- GIVEN REQUEST -
How many lines in the records below contain the word "color"? Answer with the number alone.

- DATA FOR THE TASK -
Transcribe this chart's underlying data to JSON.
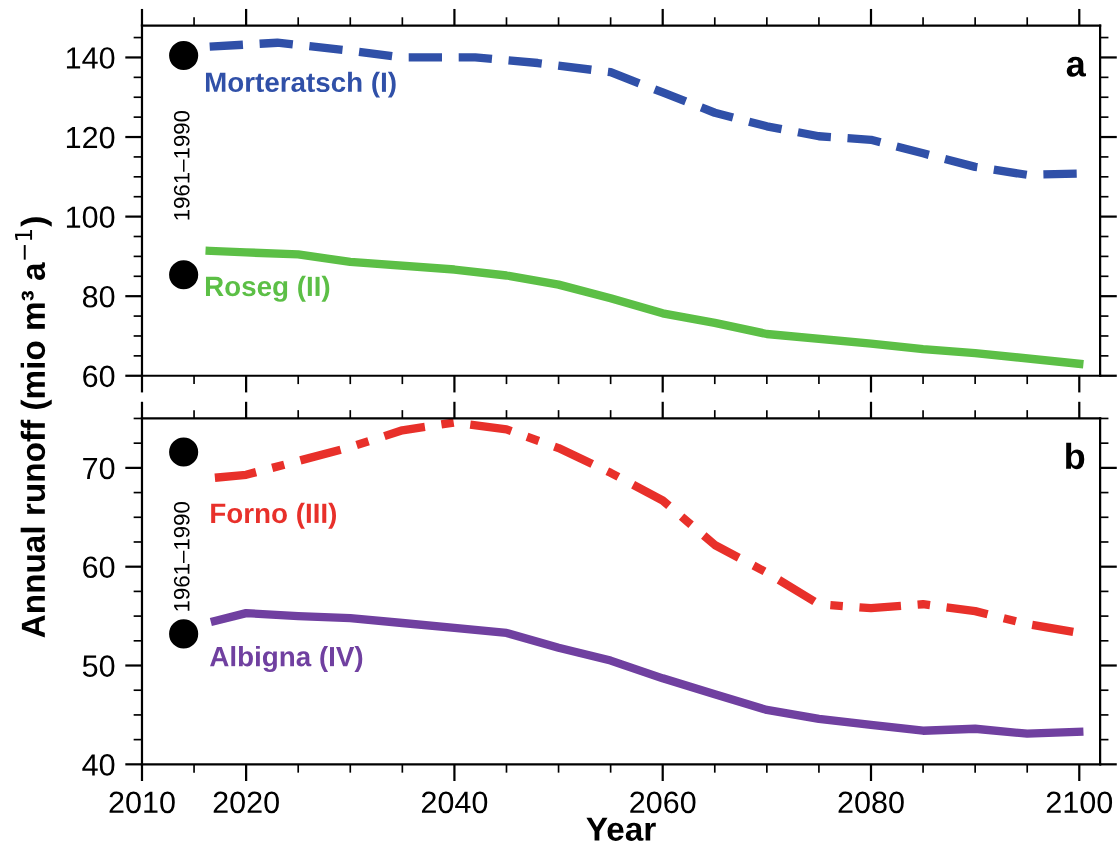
{
  "chart_data": [
    {
      "type": "line",
      "ylabel": "Annual runoff (mio m³ a$^{−1}$)",
      "xlim": [
        2010,
        2102
      ],
      "ylim": [
        60,
        148
      ],
      "xticks": [
        2010,
        2020,
        2040,
        2060,
        2080,
        2100
      ],
      "yticks": [
        60,
        80,
        100,
        120,
        140
      ],
      "tick_labels": "y",
      "grid": false,
      "legend": false,
      "annotations": [
        "a",
        "1961–1990"
      ],
      "series": [
        {
          "name": "Morteratsch (I)",
          "color": "#3050a8",
          "line_style": "dashed",
          "x": [
            2016.5,
            2023,
            2030,
            2035,
            2042,
            2048,
            2055,
            2060,
            2065,
            2070,
            2075,
            2080,
            2085,
            2090,
            2095,
            2100
          ],
          "values": [
            142.7,
            143.7,
            141.7,
            140,
            140,
            138.6,
            136.3,
            131.2,
            126.1,
            122.7,
            120.2,
            119.3,
            115.9,
            112.5,
            110.5,
            110.8
          ]
        },
        {
          "name": "Roseg (II)",
          "color": "#5cbf46",
          "line_style": "solid",
          "x": [
            2016.5,
            2020,
            2025,
            2030,
            2040,
            2045,
            2050,
            2055,
            2060,
            2065,
            2070,
            2080,
            2085,
            2090,
            2100
          ],
          "values": [
            91.4,
            91,
            90.5,
            88.6,
            86.7,
            85.2,
            82.9,
            79.5,
            75.7,
            73.3,
            70.5,
            68.1,
            66.7,
            65.7,
            63
          ]
        },
        {
          "type": "scatter",
          "color": "#000000",
          "marker": "circle",
          "x": [
            2014,
            2014
          ],
          "values": [
            140.5,
            85.4
          ]
        }
      ]
    },
    {
      "type": "line",
      "xlabel": "Year",
      "xlim": [
        2010,
        2102
      ],
      "ylim": [
        40,
        75
      ],
      "xticks": [
        2010,
        2020,
        2040,
        2060,
        2080,
        2100
      ],
      "yticks": [
        40,
        50,
        60,
        70
      ],
      "grid": false,
      "legend": false,
      "annotations": [
        "b",
        "1961–1990"
      ],
      "series": [
        {
          "name": "Forno (III)",
          "color": "#e8302a",
          "line_style": "dashdot",
          "x": [
            2017,
            2020,
            2025,
            2030,
            2035,
            2040,
            2045,
            2050,
            2055,
            2060,
            2065,
            2070,
            2075,
            2080,
            2085,
            2090,
            2095,
            2100
          ],
          "values": [
            69.0,
            69.3,
            70.7,
            72.1,
            73.8,
            74.6,
            73.9,
            72,
            69.5,
            66.7,
            62.2,
            59.4,
            56.2,
            55.8,
            56.2,
            55.5,
            54.2,
            53.3
          ]
        },
        {
          "name": "Albigna (IV)",
          "color": "#7040a0",
          "line_style": "solid",
          "x": [
            2017,
            2020,
            2025,
            2030,
            2035,
            2040,
            2045,
            2050,
            2055,
            2060,
            2065,
            2070,
            2075,
            2080,
            2085,
            2090,
            2095,
            2100
          ],
          "values": [
            54.5,
            55.3,
            55,
            54.8,
            54.3,
            53.8,
            53.3,
            51.8,
            50.5,
            48.7,
            47.1,
            45.5,
            44.6,
            44,
            43.4,
            43.6,
            43.1,
            43.3
          ]
        },
        {
          "type": "scatter",
          "color": "#000000",
          "marker": "circle",
          "x": [
            2014,
            2014
          ],
          "values": [
            71.6,
            53.2
          ]
        }
      ]
    }
  ]
}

- COMPLETE ANSWER -
6